## DIRECTIONS
Exactly reproduce each record listed below.

<<<<

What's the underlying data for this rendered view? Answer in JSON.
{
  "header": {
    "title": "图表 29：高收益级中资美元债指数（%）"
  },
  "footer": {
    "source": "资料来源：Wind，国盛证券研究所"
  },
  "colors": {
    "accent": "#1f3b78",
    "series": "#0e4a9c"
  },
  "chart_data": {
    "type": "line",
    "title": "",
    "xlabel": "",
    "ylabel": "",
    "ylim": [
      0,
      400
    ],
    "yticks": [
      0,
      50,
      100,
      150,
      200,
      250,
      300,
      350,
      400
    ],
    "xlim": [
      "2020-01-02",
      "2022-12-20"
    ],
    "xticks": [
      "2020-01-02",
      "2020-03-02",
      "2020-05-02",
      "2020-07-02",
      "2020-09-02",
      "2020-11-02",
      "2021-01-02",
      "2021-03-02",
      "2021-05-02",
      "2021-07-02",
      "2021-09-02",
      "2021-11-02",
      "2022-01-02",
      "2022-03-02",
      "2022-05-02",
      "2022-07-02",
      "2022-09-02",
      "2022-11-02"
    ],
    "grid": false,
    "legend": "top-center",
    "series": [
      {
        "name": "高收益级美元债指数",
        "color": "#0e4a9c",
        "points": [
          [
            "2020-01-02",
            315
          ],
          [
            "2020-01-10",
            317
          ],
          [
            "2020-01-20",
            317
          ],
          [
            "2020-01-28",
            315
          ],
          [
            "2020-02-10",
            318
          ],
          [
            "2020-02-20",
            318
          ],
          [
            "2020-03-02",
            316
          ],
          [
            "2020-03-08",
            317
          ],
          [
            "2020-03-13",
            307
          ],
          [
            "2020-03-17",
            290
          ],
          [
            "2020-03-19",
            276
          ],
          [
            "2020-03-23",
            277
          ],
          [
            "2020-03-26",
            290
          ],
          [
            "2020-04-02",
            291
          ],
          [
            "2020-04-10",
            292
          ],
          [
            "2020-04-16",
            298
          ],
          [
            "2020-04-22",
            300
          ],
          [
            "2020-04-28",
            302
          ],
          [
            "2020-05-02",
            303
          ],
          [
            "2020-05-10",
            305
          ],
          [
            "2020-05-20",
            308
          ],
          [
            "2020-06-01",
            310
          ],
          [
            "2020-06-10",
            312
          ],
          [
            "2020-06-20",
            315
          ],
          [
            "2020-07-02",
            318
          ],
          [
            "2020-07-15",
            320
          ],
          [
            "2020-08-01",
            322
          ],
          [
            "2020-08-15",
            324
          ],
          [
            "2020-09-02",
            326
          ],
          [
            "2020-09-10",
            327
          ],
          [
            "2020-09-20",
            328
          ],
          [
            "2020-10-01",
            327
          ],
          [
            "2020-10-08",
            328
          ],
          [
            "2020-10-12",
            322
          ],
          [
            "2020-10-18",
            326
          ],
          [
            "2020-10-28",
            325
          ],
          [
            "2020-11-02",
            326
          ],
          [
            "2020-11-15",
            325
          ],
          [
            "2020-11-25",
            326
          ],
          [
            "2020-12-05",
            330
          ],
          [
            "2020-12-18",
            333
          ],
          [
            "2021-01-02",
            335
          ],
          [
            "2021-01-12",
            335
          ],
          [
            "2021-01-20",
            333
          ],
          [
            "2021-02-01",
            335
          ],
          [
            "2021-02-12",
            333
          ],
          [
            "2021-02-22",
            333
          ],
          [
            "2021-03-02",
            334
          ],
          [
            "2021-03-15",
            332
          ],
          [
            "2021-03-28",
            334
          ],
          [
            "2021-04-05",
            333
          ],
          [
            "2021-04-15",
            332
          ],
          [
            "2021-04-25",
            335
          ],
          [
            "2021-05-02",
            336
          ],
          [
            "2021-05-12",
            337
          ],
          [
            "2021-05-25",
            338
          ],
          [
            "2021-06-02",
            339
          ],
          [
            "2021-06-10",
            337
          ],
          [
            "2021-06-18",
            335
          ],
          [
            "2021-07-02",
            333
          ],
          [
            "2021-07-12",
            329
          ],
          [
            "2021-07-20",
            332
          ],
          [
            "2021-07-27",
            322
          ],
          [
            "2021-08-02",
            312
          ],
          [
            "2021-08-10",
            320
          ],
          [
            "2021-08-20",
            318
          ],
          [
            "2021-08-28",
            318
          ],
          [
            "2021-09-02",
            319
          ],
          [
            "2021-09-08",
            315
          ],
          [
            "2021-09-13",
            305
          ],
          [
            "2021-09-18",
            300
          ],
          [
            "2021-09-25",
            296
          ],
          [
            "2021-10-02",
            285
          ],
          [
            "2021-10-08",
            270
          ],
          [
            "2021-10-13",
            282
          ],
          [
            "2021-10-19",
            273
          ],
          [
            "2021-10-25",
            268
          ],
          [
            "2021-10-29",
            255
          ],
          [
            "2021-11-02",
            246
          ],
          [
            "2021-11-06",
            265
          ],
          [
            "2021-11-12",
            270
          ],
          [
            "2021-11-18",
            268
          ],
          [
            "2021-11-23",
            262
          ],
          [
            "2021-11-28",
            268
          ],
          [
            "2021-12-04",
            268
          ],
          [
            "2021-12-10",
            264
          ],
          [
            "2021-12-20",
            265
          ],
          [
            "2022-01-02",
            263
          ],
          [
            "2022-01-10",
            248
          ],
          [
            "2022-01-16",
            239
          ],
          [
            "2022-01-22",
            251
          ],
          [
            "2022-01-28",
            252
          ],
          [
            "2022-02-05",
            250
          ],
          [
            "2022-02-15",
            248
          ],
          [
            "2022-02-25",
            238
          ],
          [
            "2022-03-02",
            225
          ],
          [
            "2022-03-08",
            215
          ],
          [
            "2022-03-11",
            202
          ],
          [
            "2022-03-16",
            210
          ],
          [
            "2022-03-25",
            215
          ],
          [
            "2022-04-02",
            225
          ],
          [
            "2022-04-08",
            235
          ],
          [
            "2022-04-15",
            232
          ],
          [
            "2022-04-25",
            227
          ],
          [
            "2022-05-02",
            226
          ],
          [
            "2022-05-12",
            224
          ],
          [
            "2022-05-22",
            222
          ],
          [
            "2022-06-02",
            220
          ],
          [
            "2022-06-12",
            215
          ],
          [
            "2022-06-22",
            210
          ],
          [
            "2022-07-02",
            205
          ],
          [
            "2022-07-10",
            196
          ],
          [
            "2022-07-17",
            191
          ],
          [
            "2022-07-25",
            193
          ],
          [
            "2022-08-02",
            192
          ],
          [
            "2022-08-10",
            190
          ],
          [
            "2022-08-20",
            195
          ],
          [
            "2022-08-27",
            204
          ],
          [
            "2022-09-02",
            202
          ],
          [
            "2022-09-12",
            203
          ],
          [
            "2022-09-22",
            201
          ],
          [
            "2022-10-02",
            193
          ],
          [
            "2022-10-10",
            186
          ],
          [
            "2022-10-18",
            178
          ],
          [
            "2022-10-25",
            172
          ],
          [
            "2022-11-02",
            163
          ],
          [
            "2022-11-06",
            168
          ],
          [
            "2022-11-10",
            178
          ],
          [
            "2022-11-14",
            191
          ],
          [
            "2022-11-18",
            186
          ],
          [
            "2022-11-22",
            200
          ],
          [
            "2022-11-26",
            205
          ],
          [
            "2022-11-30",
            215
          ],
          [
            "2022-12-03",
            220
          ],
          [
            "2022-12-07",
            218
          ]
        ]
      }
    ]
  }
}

>>>>

## WRITTEN RESPONSE
What's the underlying data for this rendered view? Answer in JSON.
{
  "header": {
    "title": "图表 29：高收益级中资美元债指数（%）"
  },
  "footer": {
    "source": "资料来源：Wind，国盛证券研究所"
  },
  "colors": {
    "accent": "#1f3b78",
    "series": "#0e4a9c"
  },
  "chart_data": {
    "type": "line",
    "title": "",
    "xlabel": "",
    "ylabel": "",
    "ylim": [
      0,
      400
    ],
    "yticks": [
      0,
      50,
      100,
      150,
      200,
      250,
      300,
      350,
      400
    ],
    "xlim": [
      "2020-01-02",
      "2022-12-20"
    ],
    "xticks": [
      "2020-01-02",
      "2020-03-02",
      "2020-05-02",
      "2020-07-02",
      "2020-09-02",
      "2020-11-02",
      "2021-01-02",
      "2021-03-02",
      "2021-05-02",
      "2021-07-02",
      "2021-09-02",
      "2021-11-02",
      "2022-01-02",
      "2022-03-02",
      "2022-05-02",
      "2022-07-02",
      "2022-09-02",
      "2022-11-02"
    ],
    "grid": false,
    "legend": "top-center",
    "series": [
      {
        "name": "高收益级美元债指数",
        "color": "#0e4a9c",
        "points": [
          [
            "2020-01-02",
            315
          ],
          [
            "2020-01-10",
            317
          ],
          [
            "2020-01-20",
            317
          ],
          [
            "2020-01-28",
            315
          ],
          [
            "2020-02-10",
            318
          ],
          [
            "2020-02-20",
            318
          ],
          [
            "2020-03-02",
            316
          ],
          [
            "2020-03-08",
            317
          ],
          [
            "2020-03-13",
            307
          ],
          [
            "2020-03-17",
            290
          ],
          [
            "2020-03-19",
            276
          ],
          [
            "2020-03-23",
            277
          ],
          [
            "2020-03-26",
            290
          ],
          [
            "2020-04-02",
            291
          ],
          [
            "2020-04-10",
            292
          ],
          [
            "2020-04-16",
            298
          ],
          [
            "2020-04-22",
            300
          ],
          [
            "2020-04-28",
            302
          ],
          [
            "2020-05-02",
            303
          ],
          [
            "2020-05-10",
            305
          ],
          [
            "2020-05-20",
            308
          ],
          [
            "2020-06-01",
            310
          ],
          [
            "2020-06-10",
            312
          ],
          [
            "2020-06-20",
            315
          ],
          [
            "2020-07-02",
            318
          ],
          [
            "2020-07-15",
            320
          ],
          [
            "2020-08-01",
            322
          ],
          [
            "2020-08-15",
            324
          ],
          [
            "2020-09-02",
            326
          ],
          [
            "2020-09-10",
            327
          ],
          [
            "2020-09-20",
            328
          ],
          [
            "2020-10-01",
            327
          ],
          [
            "2020-10-08",
            328
          ],
          [
            "2020-10-12",
            322
          ],
          [
            "2020-10-18",
            326
          ],
          [
            "2020-10-28",
            325
          ],
          [
            "2020-11-02",
            326
          ],
          [
            "2020-11-15",
            325
          ],
          [
            "2020-11-25",
            326
          ],
          [
            "2020-12-05",
            330
          ],
          [
            "2020-12-18",
            333
          ],
          [
            "2021-01-02",
            335
          ],
          [
            "2021-01-12",
            335
          ],
          [
            "2021-01-20",
            333
          ],
          [
            "2021-02-01",
            335
          ],
          [
            "2021-02-12",
            333
          ],
          [
            "2021-02-22",
            333
          ],
          [
            "2021-03-02",
            334
          ],
          [
            "2021-03-15",
            332
          ],
          [
            "2021-03-28",
            334
          ],
          [
            "2021-04-05",
            333
          ],
          [
            "2021-04-15",
            332
          ],
          [
            "2021-04-25",
            335
          ],
          [
            "2021-05-02",
            336
          ],
          [
            "2021-05-12",
            337
          ],
          [
            "2021-05-25",
            338
          ],
          [
            "2021-06-02",
            339
          ],
          [
            "2021-06-10",
            337
          ],
          [
            "2021-06-18",
            335
          ],
          [
            "2021-07-02",
            333
          ],
          [
            "2021-07-12",
            329
          ],
          [
            "2021-07-20",
            332
          ],
          [
            "2021-07-27",
            322
          ],
          [
            "2021-08-02",
            312
          ],
          [
            "2021-08-10",
            320
          ],
          [
            "2021-08-20",
            318
          ],
          [
            "2021-08-28",
            318
          ],
          [
            "2021-09-02",
            319
          ],
          [
            "2021-09-08",
            315
          ],
          [
            "2021-09-13",
            305
          ],
          [
            "2021-09-18",
            300
          ],
          [
            "2021-09-25",
            296
          ],
          [
            "2021-10-02",
            285
          ],
          [
            "2021-10-08",
            270
          ],
          [
            "2021-10-13",
            282
          ],
          [
            "2021-10-19",
            273
          ],
          [
            "2021-10-25",
            268
          ],
          [
            "2021-10-29",
            255
          ],
          [
            "2021-11-02",
            246
          ],
          [
            "2021-11-06",
            265
          ],
          [
            "2021-11-12",
            270
          ],
          [
            "2021-11-18",
            268
          ],
          [
            "2021-11-23",
            262
          ],
          [
            "2021-11-28",
            268
          ],
          [
            "2021-12-04",
            268
          ],
          [
            "2021-12-10",
            264
          ],
          [
            "2021-12-20",
            265
          ],
          [
            "2022-01-02",
            263
          ],
          [
            "2022-01-10",
            248
          ],
          [
            "2022-01-16",
            239
          ],
          [
            "2022-01-22",
            251
          ],
          [
            "2022-01-28",
            252
          ],
          [
            "2022-02-05",
            250
          ],
          [
            "2022-02-15",
            248
          ],
          [
            "2022-02-25",
            238
          ],
          [
            "2022-03-02",
            225
          ],
          [
            "2022-03-08",
            215
          ],
          [
            "2022-03-11",
            202
          ],
          [
            "2022-03-16",
            210
          ],
          [
            "2022-03-25",
            215
          ],
          [
            "2022-04-02",
            225
          ],
          [
            "2022-04-08",
            235
          ],
          [
            "2022-04-15",
            232
          ],
          [
            "2022-04-25",
            227
          ],
          [
            "2022-05-02",
            226
          ],
          [
            "2022-05-12",
            224
          ],
          [
            "2022-05-22",
            222
          ],
          [
            "2022-06-02",
            220
          ],
          [
            "2022-06-12",
            215
          ],
          [
            "2022-06-22",
            210
          ],
          [
            "2022-07-02",
            205
          ],
          [
            "2022-07-10",
            196
          ],
          [
            "2022-07-17",
            191
          ],
          [
            "2022-07-25",
            193
          ],
          [
            "2022-08-02",
            192
          ],
          [
            "2022-08-10",
            190
          ],
          [
            "2022-08-20",
            195
          ],
          [
            "2022-08-27",
            204
          ],
          [
            "2022-09-02",
            202
          ],
          [
            "2022-09-12",
            203
          ],
          [
            "2022-09-22",
            201
          ],
          [
            "2022-10-02",
            193
          ],
          [
            "2022-10-10",
            186
          ],
          [
            "2022-10-18",
            178
          ],
          [
            "2022-10-25",
            172
          ],
          [
            "2022-11-02",
            163
          ],
          [
            "2022-11-06",
            168
          ],
          [
            "2022-11-10",
            178
          ],
          [
            "2022-11-14",
            191
          ],
          [
            "2022-11-18",
            186
          ],
          [
            "2022-11-22",
            200
          ],
          [
            "2022-11-26",
            205
          ],
          [
            "2022-11-30",
            215
          ],
          [
            "2022-12-03",
            220
          ],
          [
            "2022-12-07",
            218
          ]
        ]
      }
    ]
  }
}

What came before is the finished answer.